Ticket Office, In-Letters And Orders

The records were transferred in 1938 by arrangement with the Admiralty. They consist of 107 volumes of letters to the Ticket Office from the Admiralty Office, 1774 to 1815, relating to seamen's pay (class mark, ADM/J). (These form part of the series at the Public Record Office which holds the remainder, 1815 to 1822.) There are also sixteen volumes of abstracts of, and indexes to, Admiralty orders, 1698 to 1785 (ADM/K). Also included in this section is one volume containing pay-books for the Queen, 1694 to 1697, the Quaker ketch, 1683 to 1696, and Queenborough, 1694 to 1697.

Dataset extract:
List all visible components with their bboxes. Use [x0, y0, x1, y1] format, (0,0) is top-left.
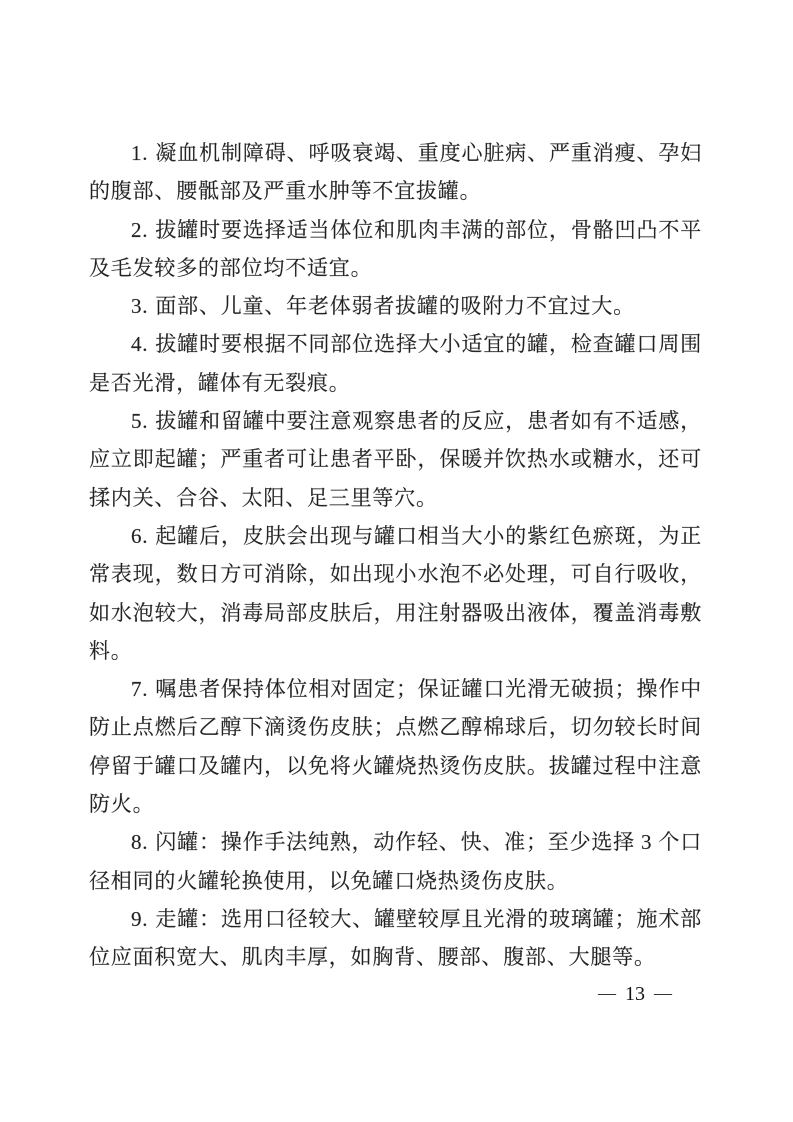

==

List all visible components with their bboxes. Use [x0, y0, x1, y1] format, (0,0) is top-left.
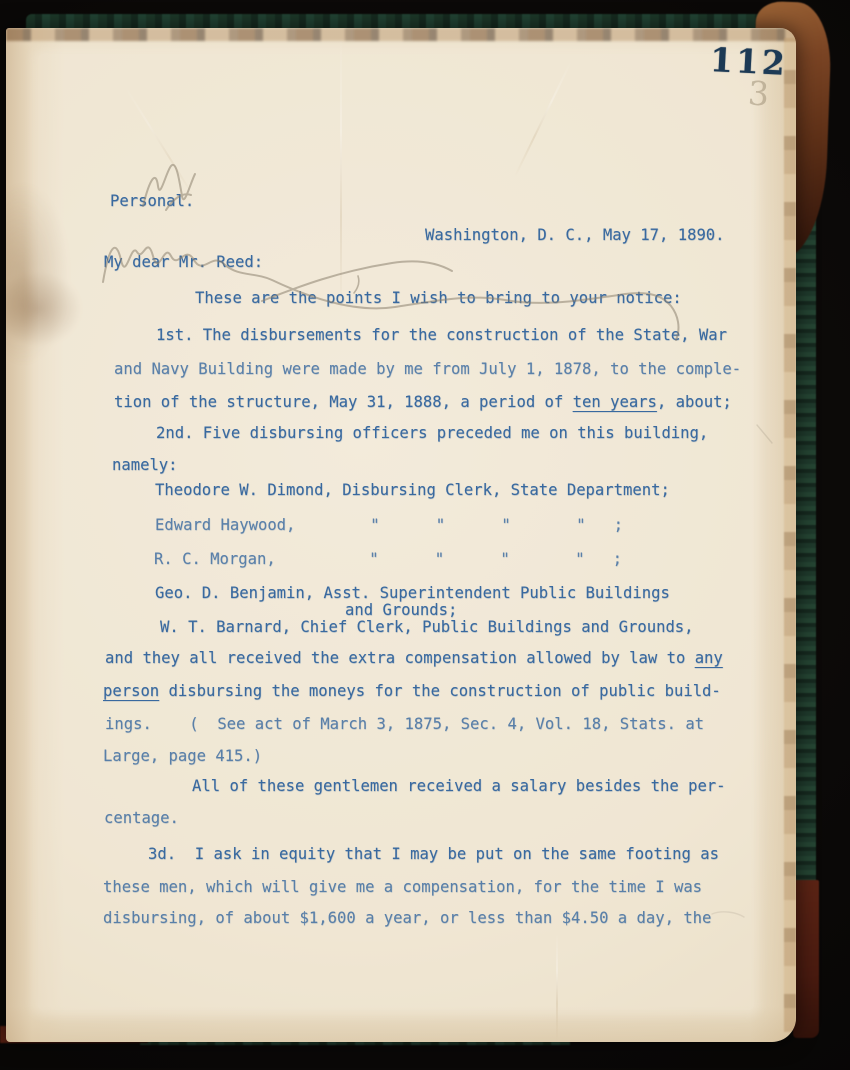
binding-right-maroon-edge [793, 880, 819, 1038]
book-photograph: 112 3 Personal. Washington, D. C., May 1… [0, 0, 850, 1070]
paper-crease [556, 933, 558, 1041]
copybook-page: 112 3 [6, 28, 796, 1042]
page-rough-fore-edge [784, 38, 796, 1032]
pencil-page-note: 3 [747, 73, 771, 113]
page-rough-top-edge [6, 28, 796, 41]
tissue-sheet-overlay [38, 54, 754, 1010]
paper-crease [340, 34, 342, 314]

==

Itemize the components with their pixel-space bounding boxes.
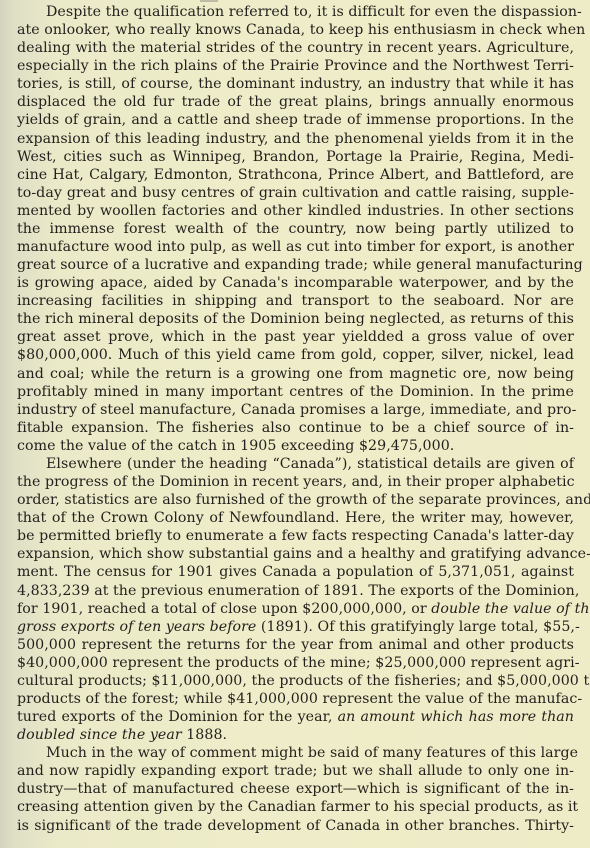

Task list:
• 1. Name every vessel for which the Ticket Office description says pay-books are included.
• 2. According to the Ticket Office description, in what year were the records transferred?
• 3. Reproduce the part of the Ticket Office description starting with "The records were" and going on through "1694 to 1697.".

Solved tasks:
• 1. Queen, Quaker, Queenborough

• 2. 1938

• 3.
The records were transferred in 1938 by arrangement with the Admiralty. They consist of 107 volumes of letters to the Ticket Office from the Admiralty Office, 1774 to 1815, relating to seamen's pay (class mark, ADM/J). (These form part of the series at the Public Record Office which holds the remainder, 1815 to 1822.) There are also sixteen volumes of abstracts of, and indexes to, Admiralty orders, 1698 to 1785 (ADM/K). Also included in this section is one volume containing pay-books for the Queen, 1694 to 1697, the Quaker ketch, 1683 to 1696, and Queenborough, 1694 to 1697.